** START Entries **

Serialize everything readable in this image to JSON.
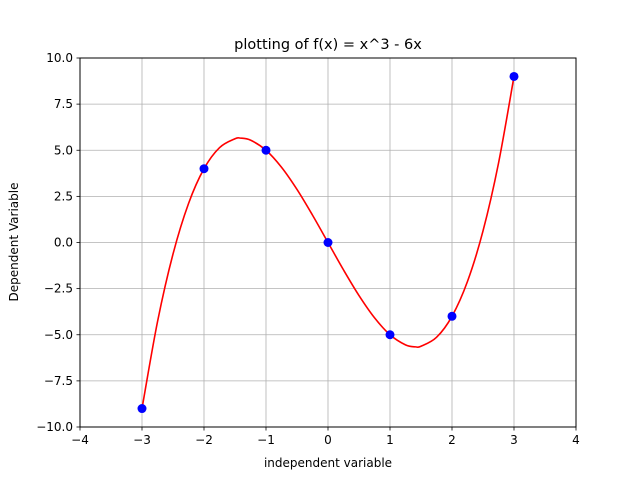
{
  "chart_data": {
    "type": "line",
    "title": "plotting of f(x) = x^3 - 6x",
    "xlabel": "independent variable",
    "ylabel": "Dependent Variable",
    "xlim": [
      -4,
      4
    ],
    "ylim": [
      -10,
      10
    ],
    "xticks": [
      -4,
      -3,
      -2,
      -1,
      0,
      1,
      2,
      3,
      4
    ],
    "xtick_labels": [
      "−4",
      "−3",
      "−2",
      "−1",
      "0",
      "1",
      "2",
      "3",
      "4"
    ],
    "yticks": [
      -10,
      -7.5,
      -5,
      -2.5,
      0,
      2.5,
      5,
      7.5,
      10
    ],
    "ytick_labels": [
      "−10.0",
      "−7.5",
      "−5.0",
      "−2.5",
      "0.0",
      "2.5",
      "5.0",
      "7.5",
      "10.0"
    ],
    "grid": true,
    "series": [
      {
        "kind": "line",
        "color": "#ff0000",
        "x": [
          -3,
          -2.75,
          -2.5,
          -2.25,
          -2,
          -1.75,
          -1.5,
          -1.414,
          -1.25,
          -1,
          -0.75,
          -0.5,
          -0.25,
          0,
          0.25,
          0.5,
          0.75,
          1,
          1.25,
          1.414,
          1.5,
          1.75,
          2,
          2.25,
          2.5,
          2.75,
          3
        ],
        "y": [
          -9,
          -4.297,
          -0.625,
          2.109,
          4,
          5.141,
          5.625,
          5.657,
          5.547,
          5,
          4.078,
          2.875,
          1.484,
          0,
          -1.484,
          -2.875,
          -4.078,
          -5,
          -5.547,
          -5.657,
          -5.625,
          -5.141,
          -4,
          -2.109,
          0.625,
          4.297,
          9
        ]
      },
      {
        "kind": "scatter",
        "color": "#0000ff",
        "x": [
          -3,
          -2,
          -1,
          0,
          1,
          2,
          3
        ],
        "y": [
          -9,
          4,
          5,
          0,
          -5,
          -4,
          9
        ]
      }
    ]
  }
}
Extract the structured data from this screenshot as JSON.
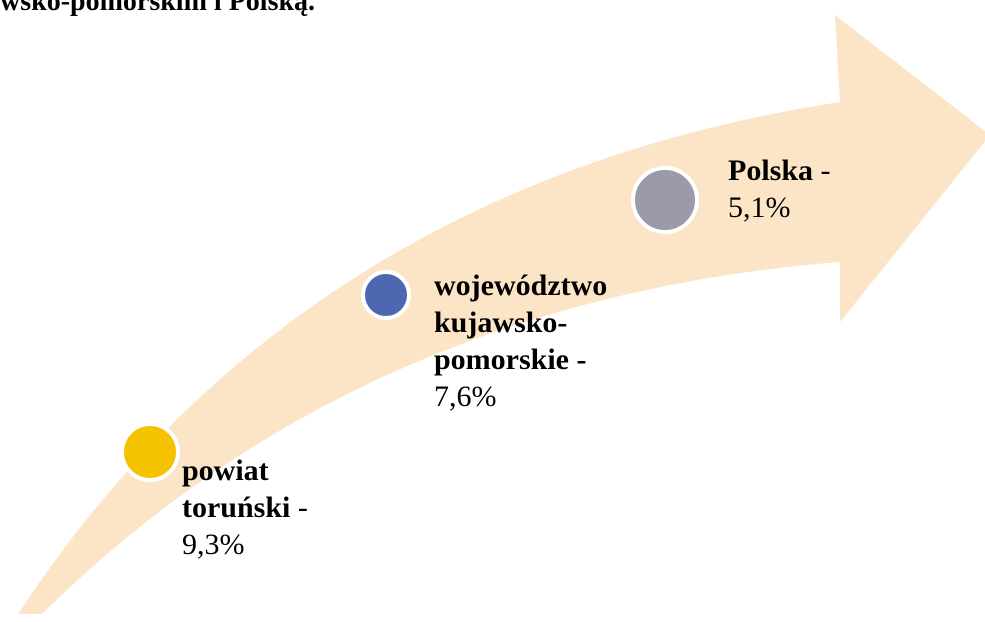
{
  "caption": "wsko-pomorskim i Polską.",
  "items": [
    {
      "name": "powiat toruński",
      "separator": "-",
      "value": "9,3%"
    },
    {
      "name": "województwo kujawsko-pomorskie",
      "separator": "-",
      "value": "7,6%"
    },
    {
      "name": "Polska",
      "separator": "-",
      "value": "5,1%"
    }
  ]
}
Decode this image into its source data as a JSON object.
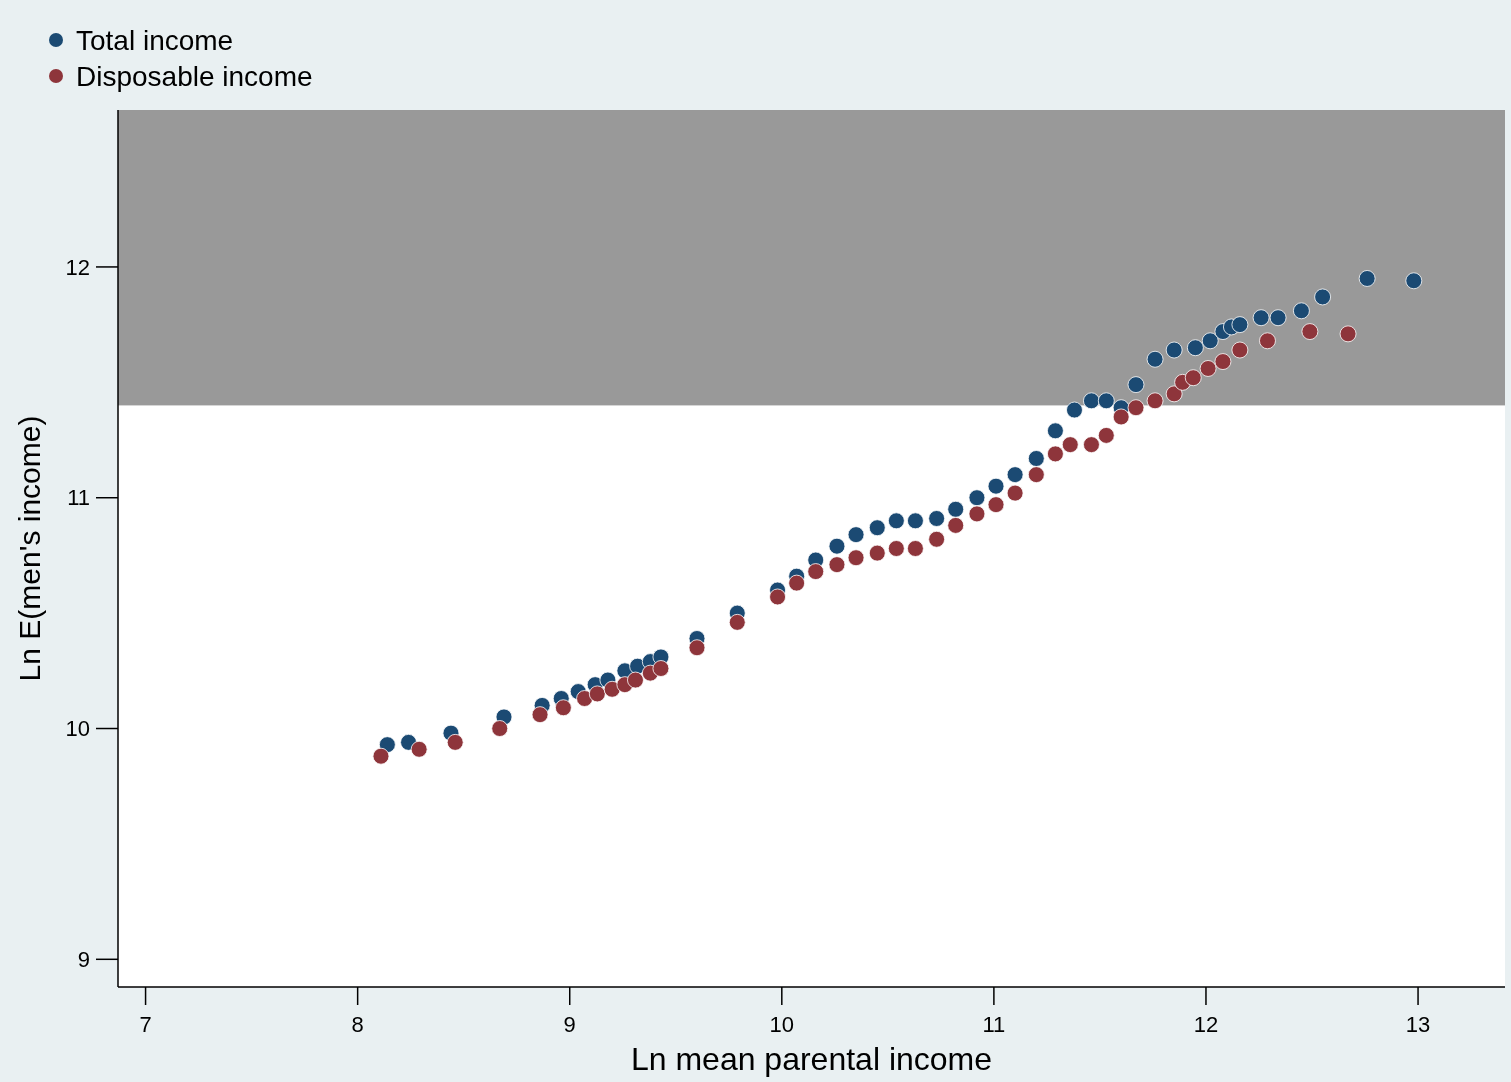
{
  "chart_data": {
    "type": "scatter",
    "xlabel": "Ln mean parental income",
    "ylabel": "Ln E(men's income)",
    "xlim": [
      6.87,
      13.41
    ],
    "ylim": [
      8.88,
      12.68
    ],
    "xticks": [
      7,
      8,
      9,
      10,
      11,
      12,
      13
    ],
    "yticks": [
      9,
      10,
      11,
      12
    ],
    "grid": false,
    "legend": "top left",
    "marker": "circle",
    "bands": [
      {
        "axis": "y",
        "from": 11.4,
        "to": 12.68,
        "color": "#999999"
      }
    ],
    "series": [
      {
        "name": "Total income",
        "color": "#1b4a73",
        "x": [
          8.14,
          8.24,
          8.44,
          8.69,
          8.87,
          8.96,
          9.04,
          9.12,
          9.18,
          9.26,
          9.32,
          9.38,
          9.43,
          9.6,
          9.79,
          9.98,
          10.07,
          10.16,
          10.26,
          10.35,
          10.45,
          10.54,
          10.63,
          10.73,
          10.82,
          10.92,
          11.01,
          11.1,
          11.2,
          11.29,
          11.38,
          11.46,
          11.53,
          11.6,
          11.67,
          11.76,
          11.85,
          11.95,
          12.02,
          12.08,
          12.12,
          12.16,
          12.26,
          12.34,
          12.45,
          12.55,
          12.76,
          12.98
        ],
        "values": [
          9.93,
          9.94,
          9.98,
          10.05,
          10.1,
          10.13,
          10.16,
          10.19,
          10.21,
          10.25,
          10.27,
          10.29,
          10.31,
          10.39,
          10.5,
          10.6,
          10.66,
          10.73,
          10.79,
          10.84,
          10.87,
          10.9,
          10.9,
          10.91,
          10.95,
          11.0,
          11.05,
          11.1,
          11.17,
          11.29,
          11.38,
          11.42,
          11.42,
          11.39,
          11.49,
          11.6,
          11.64,
          11.65,
          11.68,
          11.72,
          11.74,
          11.75,
          11.78,
          11.78,
          11.81,
          11.87,
          11.95,
          11.94
        ]
      },
      {
        "name": "Disposable income",
        "color": "#8e353b",
        "x": [
          8.11,
          8.29,
          8.46,
          8.67,
          8.86,
          8.97,
          9.07,
          9.13,
          9.2,
          9.26,
          9.31,
          9.38,
          9.43,
          9.6,
          9.79,
          9.98,
          10.07,
          10.16,
          10.26,
          10.35,
          10.45,
          10.54,
          10.63,
          10.73,
          10.82,
          10.92,
          11.01,
          11.1,
          11.2,
          11.29,
          11.36,
          11.46,
          11.53,
          11.6,
          11.67,
          11.76,
          11.85,
          11.89,
          11.94,
          12.01,
          12.08,
          12.16,
          12.29,
          12.49,
          12.67
        ],
        "values": [
          9.88,
          9.91,
          9.94,
          10.0,
          10.06,
          10.09,
          10.13,
          10.15,
          10.17,
          10.19,
          10.21,
          10.24,
          10.26,
          10.35,
          10.46,
          10.57,
          10.63,
          10.68,
          10.71,
          10.74,
          10.76,
          10.78,
          10.78,
          10.82,
          10.88,
          10.93,
          10.97,
          11.02,
          11.1,
          11.19,
          11.23,
          11.23,
          11.27,
          11.35,
          11.39,
          11.42,
          11.45,
          11.5,
          11.52,
          11.56,
          11.59,
          11.64,
          11.68,
          11.72,
          11.71
        ]
      }
    ]
  }
}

** END Entries **

With the pictures left out, transcribe the material exactly.

Correct output:
Serialize everything readable in this image to JSON.
{
  "chart_data": {
    "type": "line",
    "title": "plotting of f(x) = x^3 - 6x",
    "xlabel": "independent variable",
    "ylabel": "Dependent Variable",
    "xlim": [
      -4,
      4
    ],
    "ylim": [
      -10,
      10
    ],
    "xticks": [
      -4,
      -3,
      -2,
      -1,
      0,
      1,
      2,
      3,
      4
    ],
    "xtick_labels": [
      "−4",
      "−3",
      "−2",
      "−1",
      "0",
      "1",
      "2",
      "3",
      "4"
    ],
    "yticks": [
      -10,
      -7.5,
      -5,
      -2.5,
      0,
      2.5,
      5,
      7.5,
      10
    ],
    "ytick_labels": [
      "−10.0",
      "−7.5",
      "−5.0",
      "−2.5",
      "0.0",
      "2.5",
      "5.0",
      "7.5",
      "10.0"
    ],
    "grid": true,
    "series": [
      {
        "kind": "line",
        "color": "#ff0000",
        "x": [
          -3,
          -2.75,
          -2.5,
          -2.25,
          -2,
          -1.75,
          -1.5,
          -1.414,
          -1.25,
          -1,
          -0.75,
          -0.5,
          -0.25,
          0,
          0.25,
          0.5,
          0.75,
          1,
          1.25,
          1.414,
          1.5,
          1.75,
          2,
          2.25,
          2.5,
          2.75,
          3
        ],
        "y": [
          -9,
          -4.297,
          -0.625,
          2.109,
          4,
          5.141,
          5.625,
          5.657,
          5.547,
          5,
          4.078,
          2.875,
          1.484,
          0,
          -1.484,
          -2.875,
          -4.078,
          -5,
          -5.547,
          -5.657,
          -5.625,
          -5.141,
          -4,
          -2.109,
          0.625,
          4.297,
          9
        ]
      },
      {
        "kind": "scatter",
        "color": "#0000ff",
        "x": [
          -3,
          -2,
          -1,
          0,
          1,
          2,
          3
        ],
        "y": [
          -9,
          4,
          5,
          0,
          -5,
          -4,
          9
        ]
      }
    ]
  }
}
Extract the structured data from this screenshot as JSON.
{
  "caption": "wsko-pomorskim i Polską.",
  "items": [
    {
      "name": "powiat toruński",
      "separator": "-",
      "value": "9,3%"
    },
    {
      "name": "województwo kujawsko-pomorskie",
      "separator": "-",
      "value": "7,6%"
    },
    {
      "name": "Polska",
      "separator": "-",
      "value": "5,1%"
    }
  ]
}
Decode this image into its source data as a JSON object.
{
  "chart_data": {
    "type": "scatter",
    "xlabel": "Ln mean parental income",
    "ylabel": "Ln E(men's income)",
    "xlim": [
      6.87,
      13.41
    ],
    "ylim": [
      8.88,
      12.68
    ],
    "xticks": [
      7,
      8,
      9,
      10,
      11,
      12,
      13
    ],
    "yticks": [
      9,
      10,
      11,
      12
    ],
    "grid": false,
    "legend": "top left",
    "marker": "circle",
    "bands": [
      {
        "axis": "y",
        "from": 11.4,
        "to": 12.68,
        "color": "#999999"
      }
    ],
    "series": [
      {
        "name": "Total income",
        "color": "#1b4a73",
        "x": [
          8.14,
          8.24,
          8.44,
          8.69,
          8.87,
          8.96,
          9.04,
          9.12,
          9.18,
          9.26,
          9.32,
          9.38,
          9.43,
          9.6,
          9.79,
          9.98,
          10.07,
          10.16,
          10.26,
          10.35,
          10.45,
          10.54,
          10.63,
          10.73,
          10.82,
          10.92,
          11.01,
          11.1,
          11.2,
          11.29,
          11.38,
          11.46,
          11.53,
          11.6,
          11.67,
          11.76,
          11.85,
          11.95,
          12.02,
          12.08,
          12.12,
          12.16,
          12.26,
          12.34,
          12.45,
          12.55,
          12.76,
          12.98
        ],
        "values": [
          9.93,
          9.94,
          9.98,
          10.05,
          10.1,
          10.13,
          10.16,
          10.19,
          10.21,
          10.25,
          10.27,
          10.29,
          10.31,
          10.39,
          10.5,
          10.6,
          10.66,
          10.73,
          10.79,
          10.84,
          10.87,
          10.9,
          10.9,
          10.91,
          10.95,
          11.0,
          11.05,
          11.1,
          11.17,
          11.29,
          11.38,
          11.42,
          11.42,
          11.39,
          11.49,
          11.6,
          11.64,
          11.65,
          11.68,
          11.72,
          11.74,
          11.75,
          11.78,
          11.78,
          11.81,
          11.87,
          11.95,
          11.94
        ]
      },
      {
        "name": "Disposable income",
        "color": "#8e353b",
        "x": [
          8.11,
          8.29,
          8.46,
          8.67,
          8.86,
          8.97,
          9.07,
          9.13,
          9.2,
          9.26,
          9.31,
          9.38,
          9.43,
          9.6,
          9.79,
          9.98,
          10.07,
          10.16,
          10.26,
          10.35,
          10.45,
          10.54,
          10.63,
          10.73,
          10.82,
          10.92,
          11.01,
          11.1,
          11.2,
          11.29,
          11.36,
          11.46,
          11.53,
          11.6,
          11.67,
          11.76,
          11.85,
          11.89,
          11.94,
          12.01,
          12.08,
          12.16,
          12.29,
          12.49,
          12.67
        ],
        "values": [
          9.88,
          9.91,
          9.94,
          10.0,
          10.06,
          10.09,
          10.13,
          10.15,
          10.17,
          10.19,
          10.21,
          10.24,
          10.26,
          10.35,
          10.46,
          10.57,
          10.63,
          10.68,
          10.71,
          10.74,
          10.76,
          10.78,
          10.78,
          10.82,
          10.88,
          10.93,
          10.97,
          11.02,
          11.1,
          11.19,
          11.23,
          11.23,
          11.27,
          11.35,
          11.39,
          11.42,
          11.45,
          11.5,
          11.52,
          11.56,
          11.59,
          11.64,
          11.68,
          11.72,
          11.71
        ]
      }
    ]
  }
}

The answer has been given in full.